OBJECTIVE - Repeat each line exactly as it is written.

RECORDS TO PROCESS -
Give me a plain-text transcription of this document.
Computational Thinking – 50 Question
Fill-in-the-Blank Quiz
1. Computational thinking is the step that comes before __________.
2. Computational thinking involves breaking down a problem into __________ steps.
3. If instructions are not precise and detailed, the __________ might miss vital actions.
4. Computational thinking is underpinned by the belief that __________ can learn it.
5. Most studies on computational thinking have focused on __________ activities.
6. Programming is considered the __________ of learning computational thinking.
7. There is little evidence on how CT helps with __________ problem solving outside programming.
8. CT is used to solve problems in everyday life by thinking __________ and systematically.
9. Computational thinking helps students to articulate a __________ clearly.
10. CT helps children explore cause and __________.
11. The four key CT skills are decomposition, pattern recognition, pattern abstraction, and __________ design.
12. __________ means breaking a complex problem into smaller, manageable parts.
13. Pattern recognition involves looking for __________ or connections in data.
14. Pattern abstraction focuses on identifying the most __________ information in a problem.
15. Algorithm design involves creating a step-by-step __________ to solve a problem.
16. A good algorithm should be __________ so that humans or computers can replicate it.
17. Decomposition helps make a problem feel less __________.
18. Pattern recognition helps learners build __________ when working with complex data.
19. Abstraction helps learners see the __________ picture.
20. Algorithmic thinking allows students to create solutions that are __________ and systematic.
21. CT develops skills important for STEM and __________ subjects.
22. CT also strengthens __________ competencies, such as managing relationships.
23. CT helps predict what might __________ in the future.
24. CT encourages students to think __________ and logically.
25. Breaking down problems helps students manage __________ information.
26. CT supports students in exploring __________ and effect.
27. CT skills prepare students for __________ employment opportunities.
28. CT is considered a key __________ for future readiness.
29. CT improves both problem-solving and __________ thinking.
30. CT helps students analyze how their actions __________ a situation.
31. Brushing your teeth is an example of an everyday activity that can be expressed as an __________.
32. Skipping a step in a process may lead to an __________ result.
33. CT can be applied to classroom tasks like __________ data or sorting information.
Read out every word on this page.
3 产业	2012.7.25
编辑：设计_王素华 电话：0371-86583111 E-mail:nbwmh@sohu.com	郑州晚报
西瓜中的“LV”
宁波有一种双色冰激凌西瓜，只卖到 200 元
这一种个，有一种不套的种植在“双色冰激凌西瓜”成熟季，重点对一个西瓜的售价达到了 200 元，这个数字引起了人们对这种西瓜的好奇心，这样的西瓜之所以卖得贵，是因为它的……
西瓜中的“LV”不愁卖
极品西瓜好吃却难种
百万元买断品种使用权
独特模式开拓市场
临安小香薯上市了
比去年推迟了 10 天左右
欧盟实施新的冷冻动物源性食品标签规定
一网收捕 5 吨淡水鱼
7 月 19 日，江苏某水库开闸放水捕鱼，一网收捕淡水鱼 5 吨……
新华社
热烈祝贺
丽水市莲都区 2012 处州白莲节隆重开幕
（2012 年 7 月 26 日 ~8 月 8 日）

ANSWER TO THIS TASK -
Give me a plain-text transcription of this document.
Computational Thinking – 50 Question
Fill-in-the-Blank Quiz
1. Computational thinking is the step that comes before __________.
2. Computational thinking involves breaking down a problem into __________ steps.
3. If instructions are not precise and detailed, the __________ might miss vital actions.
4. Computational thinking is underpinned by the belief that __________ can learn it.
5. Most studies on computational thinking have focused on __________ activities.
6. Programming is considered the __________ of learning computational thinking.
7. There is little evidence on how CT helps with __________ problem solving outside programming.
8. CT is used to solve problems in everyday life by thinking __________ and systematically.
9. Computational thinking helps students to articulate a __________ clearly.
10. CT helps children explore cause and __________.
11. The four key CT skills are decomposition, pattern recognition, pattern abstraction, and __________ design.
12. __________ means breaking a complex problem into smaller, manageable parts.
13. Pattern recognition involves looking for __________ or connections in data.
14. Pattern abstraction focuses on identifying the most __________ information in a problem.
15. Algorithm design involves creating a step-by-step __________ to solve a problem.
16. A good algorithm should be __________ so that humans or computers can replicate it.
17. Decomposition helps make a problem feel less __________.
18. Pattern recognition helps learners build __________ when working with complex data.
19. Abstraction helps learners see the __________ picture.
20. Algorithmic thinking allows students to create solutions that are __________ and systematic.
21. CT develops skills important for STEM and __________ subjects.
22. CT also strengthens __________ competencies, such as managing relationships.
23. CT helps predict what might __________ in the future.
24. CT encourages students to think __________ and logically.
25. Breaking down problems helps students manage __________ information.
26. CT supports students in exploring __________ and effect.
27. CT skills prepare students for __________ employment opportunities.
28. CT is considered a key __________ for future readiness.
29. CT improves both problem-solving and __________ thinking.
30. CT helps students analyze how their actions __________ a situation.
31. Brushing your teeth is an example of an everyday activity that can be expressed as an __________.
32. Skipping a step in a process may lead to an __________ result.
33. CT can be applied to classroom tasks like __________ data or sorting information.
Read out every word on this page.
3 产业	2012.7.25
编辑：设计_王素华 电话：0371-86583111 E-mail:nbwmh@sohu.com	郑州晚报
西瓜中的“LV”
宁波有一种双色冰激凌西瓜，只卖到 200 元
这一种个，有一种不套的种植在“双色冰激凌西瓜”成熟季，重点对一个西瓜的售价达到了 200 元，这个数字引起了人们对这种西瓜的好奇心，这样的西瓜之所以卖得贵，是因为它的……
西瓜中的“LV”不愁卖
极品西瓜好吃却难种
百万元买断品种使用权
独特模式开拓市场
临安小香薯上市了
比去年推迟了 10 天左右
欧盟实施新的冷冻动物源性食品标签规定
一网收捕 5 吨淡水鱼
7 月 19 日，江苏某水库开闸放水捕鱼，一网收捕淡水鱼 5 吨……
新华社
热烈祝贺
丽水市莲都区 2012 处州白莲节隆重开幕
（2012 年 7 月 26 日 ~8 月 8 日）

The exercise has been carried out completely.